Given task:
Repeat each line word for word.
** Start of Material for this task **
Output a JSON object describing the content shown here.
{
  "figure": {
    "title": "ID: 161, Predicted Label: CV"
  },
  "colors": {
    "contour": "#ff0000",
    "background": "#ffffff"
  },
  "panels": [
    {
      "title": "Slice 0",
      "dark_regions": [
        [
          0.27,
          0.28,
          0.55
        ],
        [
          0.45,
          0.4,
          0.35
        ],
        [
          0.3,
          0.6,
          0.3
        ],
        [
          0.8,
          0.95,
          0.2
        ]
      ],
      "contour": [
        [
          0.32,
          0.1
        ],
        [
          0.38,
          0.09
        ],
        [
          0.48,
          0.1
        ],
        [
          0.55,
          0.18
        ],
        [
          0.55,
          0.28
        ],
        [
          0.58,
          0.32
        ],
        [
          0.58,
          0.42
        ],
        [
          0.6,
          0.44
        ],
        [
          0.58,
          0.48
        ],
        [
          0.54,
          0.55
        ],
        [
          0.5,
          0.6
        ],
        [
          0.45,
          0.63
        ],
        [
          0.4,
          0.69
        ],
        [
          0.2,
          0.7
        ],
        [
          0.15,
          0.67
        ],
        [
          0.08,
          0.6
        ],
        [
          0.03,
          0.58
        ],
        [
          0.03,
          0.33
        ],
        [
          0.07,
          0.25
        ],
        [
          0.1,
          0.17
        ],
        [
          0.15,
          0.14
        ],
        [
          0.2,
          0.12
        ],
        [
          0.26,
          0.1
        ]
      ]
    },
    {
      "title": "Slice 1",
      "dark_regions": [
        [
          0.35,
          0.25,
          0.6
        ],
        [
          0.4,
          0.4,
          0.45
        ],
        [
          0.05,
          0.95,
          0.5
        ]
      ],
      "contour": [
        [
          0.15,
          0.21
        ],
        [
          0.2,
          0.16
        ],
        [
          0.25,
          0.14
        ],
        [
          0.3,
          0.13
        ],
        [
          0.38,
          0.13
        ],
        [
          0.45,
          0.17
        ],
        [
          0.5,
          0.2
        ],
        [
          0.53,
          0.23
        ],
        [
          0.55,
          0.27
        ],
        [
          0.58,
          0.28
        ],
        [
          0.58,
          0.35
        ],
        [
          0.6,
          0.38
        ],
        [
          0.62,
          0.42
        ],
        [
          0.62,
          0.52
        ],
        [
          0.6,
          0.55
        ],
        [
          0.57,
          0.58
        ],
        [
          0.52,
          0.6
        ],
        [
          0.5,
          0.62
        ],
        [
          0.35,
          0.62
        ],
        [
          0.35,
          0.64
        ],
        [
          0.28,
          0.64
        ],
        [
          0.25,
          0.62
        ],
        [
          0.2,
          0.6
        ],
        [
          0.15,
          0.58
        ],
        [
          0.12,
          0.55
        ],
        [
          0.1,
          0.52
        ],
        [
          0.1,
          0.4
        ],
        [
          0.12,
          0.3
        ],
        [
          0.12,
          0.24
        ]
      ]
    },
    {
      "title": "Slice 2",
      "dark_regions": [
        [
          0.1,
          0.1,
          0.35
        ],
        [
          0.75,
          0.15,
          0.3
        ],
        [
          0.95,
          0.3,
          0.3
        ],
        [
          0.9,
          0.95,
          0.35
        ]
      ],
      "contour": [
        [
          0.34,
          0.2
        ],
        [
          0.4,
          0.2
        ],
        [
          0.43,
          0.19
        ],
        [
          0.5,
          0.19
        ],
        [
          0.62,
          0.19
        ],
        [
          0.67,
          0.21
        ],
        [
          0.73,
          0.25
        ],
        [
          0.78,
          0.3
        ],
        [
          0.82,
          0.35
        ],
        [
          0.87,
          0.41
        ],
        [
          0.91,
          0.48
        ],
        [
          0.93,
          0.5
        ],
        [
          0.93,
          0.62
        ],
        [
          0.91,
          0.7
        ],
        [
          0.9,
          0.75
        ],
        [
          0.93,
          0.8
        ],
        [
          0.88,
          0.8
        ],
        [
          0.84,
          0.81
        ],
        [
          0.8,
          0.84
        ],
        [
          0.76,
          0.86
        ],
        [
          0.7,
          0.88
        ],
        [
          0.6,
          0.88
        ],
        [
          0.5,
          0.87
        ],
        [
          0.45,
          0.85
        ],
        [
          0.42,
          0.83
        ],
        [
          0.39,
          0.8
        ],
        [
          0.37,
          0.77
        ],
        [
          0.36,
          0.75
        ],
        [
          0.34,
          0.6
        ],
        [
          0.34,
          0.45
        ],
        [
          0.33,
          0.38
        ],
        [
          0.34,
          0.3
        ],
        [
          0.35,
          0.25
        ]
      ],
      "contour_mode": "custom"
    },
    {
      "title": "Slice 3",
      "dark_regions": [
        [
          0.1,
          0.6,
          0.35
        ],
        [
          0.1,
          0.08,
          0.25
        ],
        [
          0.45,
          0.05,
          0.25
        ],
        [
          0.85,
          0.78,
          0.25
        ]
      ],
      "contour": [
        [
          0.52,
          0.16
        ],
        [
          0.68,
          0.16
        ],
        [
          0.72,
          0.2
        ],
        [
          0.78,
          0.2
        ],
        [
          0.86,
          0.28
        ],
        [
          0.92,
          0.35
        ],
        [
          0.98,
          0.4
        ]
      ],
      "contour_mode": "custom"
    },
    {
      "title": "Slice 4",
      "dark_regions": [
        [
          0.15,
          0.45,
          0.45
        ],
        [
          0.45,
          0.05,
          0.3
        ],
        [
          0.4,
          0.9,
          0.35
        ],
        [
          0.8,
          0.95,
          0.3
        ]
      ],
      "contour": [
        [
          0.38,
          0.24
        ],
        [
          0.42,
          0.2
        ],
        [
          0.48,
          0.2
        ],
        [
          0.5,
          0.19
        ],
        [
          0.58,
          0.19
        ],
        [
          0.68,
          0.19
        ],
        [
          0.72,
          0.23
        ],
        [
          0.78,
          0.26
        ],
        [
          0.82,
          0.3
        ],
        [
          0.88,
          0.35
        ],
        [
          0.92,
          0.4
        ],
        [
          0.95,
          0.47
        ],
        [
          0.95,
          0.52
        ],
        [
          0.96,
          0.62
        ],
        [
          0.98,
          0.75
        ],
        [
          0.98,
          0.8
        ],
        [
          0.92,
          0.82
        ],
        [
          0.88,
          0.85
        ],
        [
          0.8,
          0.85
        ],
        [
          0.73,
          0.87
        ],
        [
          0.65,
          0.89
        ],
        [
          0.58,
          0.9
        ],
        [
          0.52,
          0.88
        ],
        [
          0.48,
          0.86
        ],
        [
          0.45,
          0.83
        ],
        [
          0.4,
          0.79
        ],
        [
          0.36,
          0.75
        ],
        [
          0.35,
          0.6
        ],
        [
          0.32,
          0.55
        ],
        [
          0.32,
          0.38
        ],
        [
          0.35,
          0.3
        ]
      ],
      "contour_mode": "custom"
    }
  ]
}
** End of Material for this task **
Solution below:
Output a JSON object describing the content shown here.
{
  "figure": {
    "title": "ID: 161, Predicted Label: CV"
  },
  "colors": {
    "contour": "#ff0000",
    "background": "#ffffff"
  },
  "panels": [
    {
      "title": "Slice 0",
      "dark_regions": [
        [
          0.27,
          0.28,
          0.55
        ],
        [
          0.45,
          0.4,
          0.35
        ],
        [
          0.3,
          0.6,
          0.3
        ],
        [
          0.8,
          0.95,
          0.2
        ]
      ],
      "contour": [
        [
          0.32,
          0.1
        ],
        [
          0.38,
          0.09
        ],
        [
          0.48,
          0.1
        ],
        [
          0.55,
          0.18
        ],
        [
          0.55,
          0.28
        ],
        [
          0.58,
          0.32
        ],
        [
          0.58,
          0.42
        ],
        [
          0.6,
          0.44
        ],
        [
          0.58,
          0.48
        ],
        [
          0.54,
          0.55
        ],
        [
          0.5,
          0.6
        ],
        [
          0.45,
          0.63
        ],
        [
          0.4,
          0.69
        ],
        [
          0.2,
          0.7
        ],
        [
          0.15,
          0.67
        ],
        [
          0.08,
          0.6
        ],
        [
          0.03,
          0.58
        ],
        [
          0.03,
          0.33
        ],
        [
          0.07,
          0.25
        ],
        [
          0.1,
          0.17
        ],
        [
          0.15,
          0.14
        ],
        [
          0.2,
          0.12
        ],
        [
          0.26,
          0.1
        ]
      ]
    },
    {
      "title": "Slice 1",
      "dark_regions": [
        [
          0.35,
          0.25,
          0.6
        ],
        [
          0.4,
          0.4,
          0.45
        ],
        [
          0.05,
          0.95,
          0.5
        ]
      ],
      "contour": [
        [
          0.15,
          0.21
        ],
        [
          0.2,
          0.16
        ],
        [
          0.25,
          0.14
        ],
        [
          0.3,
          0.13
        ],
        [
          0.38,
          0.13
        ],
        [
          0.45,
          0.17
        ],
        [
          0.5,
          0.2
        ],
        [
          0.53,
          0.23
        ],
        [
          0.55,
          0.27
        ],
        [
          0.58,
          0.28
        ],
        [
          0.58,
          0.35
        ],
        [
          0.6,
          0.38
        ],
        [
          0.62,
          0.42
        ],
        [
          0.62,
          0.52
        ],
        [
          0.6,
          0.55
        ],
        [
          0.57,
          0.58
        ],
        [
          0.52,
          0.6
        ],
        [
          0.5,
          0.62
        ],
        [
          0.35,
          0.62
        ],
        [
          0.35,
          0.64
        ],
        [
          0.28,
          0.64
        ],
        [
          0.25,
          0.62
        ],
        [
          0.2,
          0.6
        ],
        [
          0.15,
          0.58
        ],
        [
          0.12,
          0.55
        ],
        [
          0.1,
          0.52
        ],
        [
          0.1,
          0.4
        ],
        [
          0.12,
          0.3
        ],
        [
          0.12,
          0.24
        ]
      ]
    },
    {
      "title": "Slice 2",
      "dark_regions": [
        [
          0.1,
          0.1,
          0.35
        ],
        [
          0.75,
          0.15,
          0.3
        ],
        [
          0.95,
          0.3,
          0.3
        ],
        [
          0.9,
          0.95,
          0.35
        ]
      ],
      "contour": [
        [
          0.34,
          0.2
        ],
        [
          0.4,
          0.2
        ],
        [
          0.43,
          0.19
        ],
        [
          0.5,
          0.19
        ],
        [
          0.62,
          0.19
        ],
        [
          0.67,
          0.21
        ],
        [
          0.73,
          0.25
        ],
        [
          0.78,
          0.3
        ],
        [
          0.82,
          0.35
        ],
        [
          0.87,
          0.41
        ],
        [
          0.91,
          0.48
        ],
        [
          0.93,
          0.5
        ],
        [
          0.93,
          0.62
        ],
        [
          0.91,
          0.7
        ],
        [
          0.9,
          0.75
        ],
        [
          0.93,
          0.8
        ],
        [
          0.88,
          0.8
        ],
        [
          0.84,
          0.81
        ],
        [
          0.8,
          0.84
        ],
        [
          0.76,
          0.86
        ],
        [
          0.7,
          0.88
        ],
        [
          0.6,
          0.88
        ],
        [
          0.5,
          0.87
        ],
        [
          0.45,
          0.85
        ],
        [
          0.42,
          0.83
        ],
        [
          0.39,
          0.8
        ],
        [
          0.37,
          0.77
        ],
        [
          0.36,
          0.75
        ],
        [
          0.34,
          0.6
        ],
        [
          0.34,
          0.45
        ],
        [
          0.33,
          0.38
        ],
        [
          0.34,
          0.3
        ],
        [
          0.35,
          0.25
        ]
      ],
      "contour_mode": "custom"
    },
    {
      "title": "Slice 3",
      "dark_regions": [
        [
          0.1,
          0.6,
          0.35
        ],
        [
          0.1,
          0.08,
          0.25
        ],
        [
          0.45,
          0.05,
          0.25
        ],
        [
          0.85,
          0.78,
          0.25
        ]
      ],
      "contour": [
        [
          0.52,
          0.16
        ],
        [
          0.68,
          0.16
        ],
        [
          0.72,
          0.2
        ],
        [
          0.78,
          0.2
        ],
        [
          0.86,
          0.28
        ],
        [
          0.92,
          0.35
        ],
        [
          0.98,
          0.4
        ]
      ],
      "contour_mode": "custom"
    },
    {
      "title": "Slice 4",
      "dark_regions": [
        [
          0.15,
          0.45,
          0.45
        ],
        [
          0.45,
          0.05,
          0.3
        ],
        [
          0.4,
          0.9,
          0.35
        ],
        [
          0.8,
          0.95,
          0.3
        ]
      ],
      "contour": [
        [
          0.38,
          0.24
        ],
        [
          0.42,
          0.2
        ],
        [
          0.48,
          0.2
        ],
        [
          0.5,
          0.19
        ],
        [
          0.58,
          0.19
        ],
        [
          0.68,
          0.19
        ],
        [
          0.72,
          0.23
        ],
        [
          0.78,
          0.26
        ],
        [
          0.82,
          0.3
        ],
        [
          0.88,
          0.35
        ],
        [
          0.92,
          0.4
        ],
        [
          0.95,
          0.47
        ],
        [
          0.95,
          0.52
        ],
        [
          0.96,
          0.62
        ],
        [
          0.98,
          0.75
        ],
        [
          0.98,
          0.8
        ],
        [
          0.92,
          0.82
        ],
        [
          0.88,
          0.85
        ],
        [
          0.8,
          0.85
        ],
        [
          0.73,
          0.87
        ],
        [
          0.65,
          0.89
        ],
        [
          0.58,
          0.9
        ],
        [
          0.52,
          0.88
        ],
        [
          0.48,
          0.86
        ],
        [
          0.45,
          0.83
        ],
        [
          0.4,
          0.79
        ],
        [
          0.36,
          0.75
        ],
        [
          0.35,
          0.6
        ],
        [
          0.32,
          0.55
        ],
        [
          0.32,
          0.38
        ],
        [
          0.35,
          0.3
        ]
      ],
      "contour_mode": "custom"
    }
  ]
}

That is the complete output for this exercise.